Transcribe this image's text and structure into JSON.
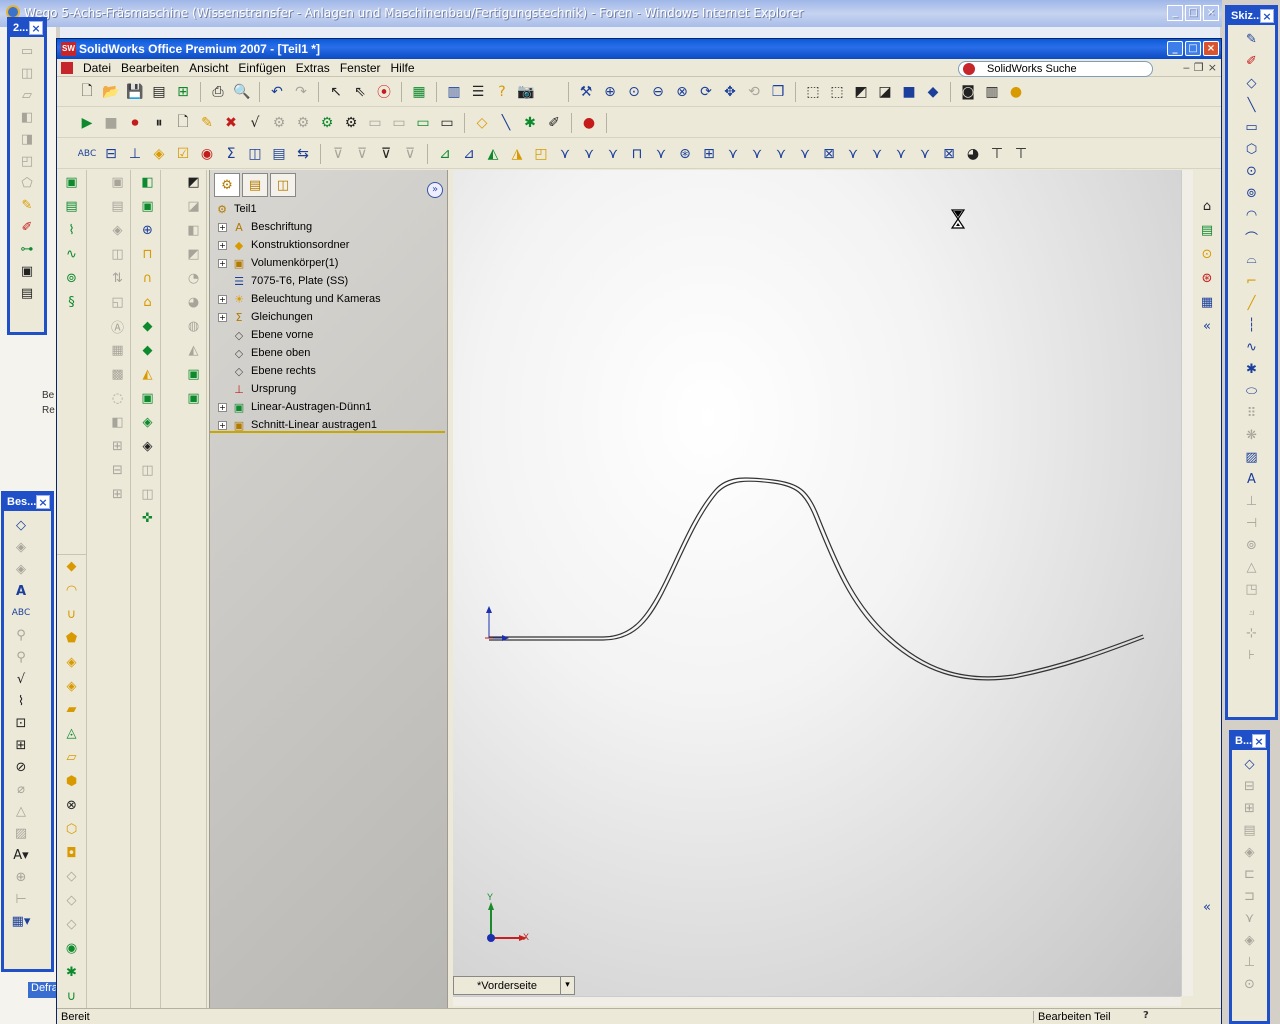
{
  "ie_window": {
    "title": "Wego 5-Achs-Fräsmaschine (Wissenstransfer - Anlagen und Maschinenbau/Fertigungstechnik) - Foren - Windows Internet Explorer"
  },
  "left_fragments": [
    "Be",
    "Re"
  ],
  "taskbar_fragment": "Defra",
  "float_toolbars": {
    "top_left_title": "2...",
    "annotations_title": "Bes...",
    "sketch_title": "Skiz...",
    "bottom_right_title": "B..."
  },
  "sw_window": {
    "title": "SolidWorks Office Premium 2007 - [Teil1 *]",
    "logo_text": "SW"
  },
  "menu": {
    "items": [
      "Datei",
      "Bearbeiten",
      "Ansicht",
      "Einfügen",
      "Extras",
      "Fenster",
      "Hilfe"
    ]
  },
  "search": {
    "label": "SolidWorks Suche"
  },
  "feature_tree": {
    "root": "Teil1",
    "items": [
      {
        "label": "Beschriftung",
        "expandable": true,
        "icon": "annotation-icon"
      },
      {
        "label": "Konstruktionsordner",
        "expandable": true,
        "icon": "design-folder-icon"
      },
      {
        "label": "Volumenkörper(1)",
        "expandable": true,
        "icon": "solid-bodies-icon"
      },
      {
        "label": "7075-T6, Plate (SS)",
        "expandable": false,
        "icon": "material-icon"
      },
      {
        "label": "Beleuchtung und Kameras",
        "expandable": true,
        "icon": "lights-icon"
      },
      {
        "label": "Gleichungen",
        "expandable": true,
        "icon": "equations-icon"
      },
      {
        "label": "Ebene vorne",
        "expandable": false,
        "icon": "plane-icon"
      },
      {
        "label": "Ebene oben",
        "expandable": false,
        "icon": "plane-icon"
      },
      {
        "label": "Ebene rechts",
        "expandable": false,
        "icon": "plane-icon"
      },
      {
        "label": "Ursprung",
        "expandable": false,
        "icon": "origin-icon"
      },
      {
        "label": "Linear-Austragen-Dünn1",
        "expandable": true,
        "icon": "extrude-icon"
      },
      {
        "label": "Schnitt-Linear austragen1",
        "expandable": true,
        "icon": "cut-extrude-icon"
      }
    ]
  },
  "viewport": {
    "view_name": "*Vorderseite",
    "triad_x": "X",
    "triad_y": "Y"
  },
  "status": {
    "left": "Bereit",
    "right": "Bearbeiten Teil",
    "help": "?"
  },
  "colors": {
    "title_blue": "#0a5bd8",
    "frame_blue": "#1f50c8",
    "sw_red": "#c6262b",
    "rollback_bar": "#c8a800"
  }
}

==================================================

Quote the entries in full. Any image among them is to be omitted from the copy.

Transcribe this image's text and structure into JSON.
{
  "ie_window": {
    "title": "Wego 5-Achs-Fräsmaschine (Wissenstransfer - Anlagen und Maschinenbau/Fertigungstechnik) - Foren - Windows Internet Explorer"
  },
  "left_fragments": [
    "Be",
    "Re"
  ],
  "taskbar_fragment": "Defra",
  "float_toolbars": {
    "top_left_title": "2...",
    "annotations_title": "Bes...",
    "sketch_title": "Skiz...",
    "bottom_right_title": "B..."
  },
  "sw_window": {
    "title": "SolidWorks Office Premium 2007 - [Teil1 *]",
    "logo_text": "SW"
  },
  "menu": {
    "items": [
      "Datei",
      "Bearbeiten",
      "Ansicht",
      "Einfügen",
      "Extras",
      "Fenster",
      "Hilfe"
    ]
  },
  "search": {
    "label": "SolidWorks Suche"
  },
  "feature_tree": {
    "root": "Teil1",
    "items": [
      {
        "label": "Beschriftung",
        "expandable": true,
        "icon": "annotation-icon"
      },
      {
        "label": "Konstruktionsordner",
        "expandable": true,
        "icon": "design-folder-icon"
      },
      {
        "label": "Volumenkörper(1)",
        "expandable": true,
        "icon": "solid-bodies-icon"
      },
      {
        "label": "7075-T6, Plate (SS)",
        "expandable": false,
        "icon": "material-icon"
      },
      {
        "label": "Beleuchtung und Kameras",
        "expandable": true,
        "icon": "lights-icon"
      },
      {
        "label": "Gleichungen",
        "expandable": true,
        "icon": "equations-icon"
      },
      {
        "label": "Ebene vorne",
        "expandable": false,
        "icon": "plane-icon"
      },
      {
        "label": "Ebene oben",
        "expandable": false,
        "icon": "plane-icon"
      },
      {
        "label": "Ebene rechts",
        "expandable": false,
        "icon": "plane-icon"
      },
      {
        "label": "Ursprung",
        "expandable": false,
        "icon": "origin-icon"
      },
      {
        "label": "Linear-Austragen-Dünn1",
        "expandable": true,
        "icon": "extrude-icon"
      },
      {
        "label": "Schnitt-Linear austragen1",
        "expandable": true,
        "icon": "cut-extrude-icon"
      }
    ]
  },
  "viewport": {
    "view_name": "*Vorderseite",
    "triad_x": "X",
    "triad_y": "Y"
  },
  "status": {
    "left": "Bereit",
    "right": "Bearbeiten Teil",
    "help": "?"
  },
  "colors": {
    "title_blue": "#0a5bd8",
    "frame_blue": "#1f50c8",
    "sw_red": "#c6262b",
    "rollback_bar": "#c8a800"
  }
}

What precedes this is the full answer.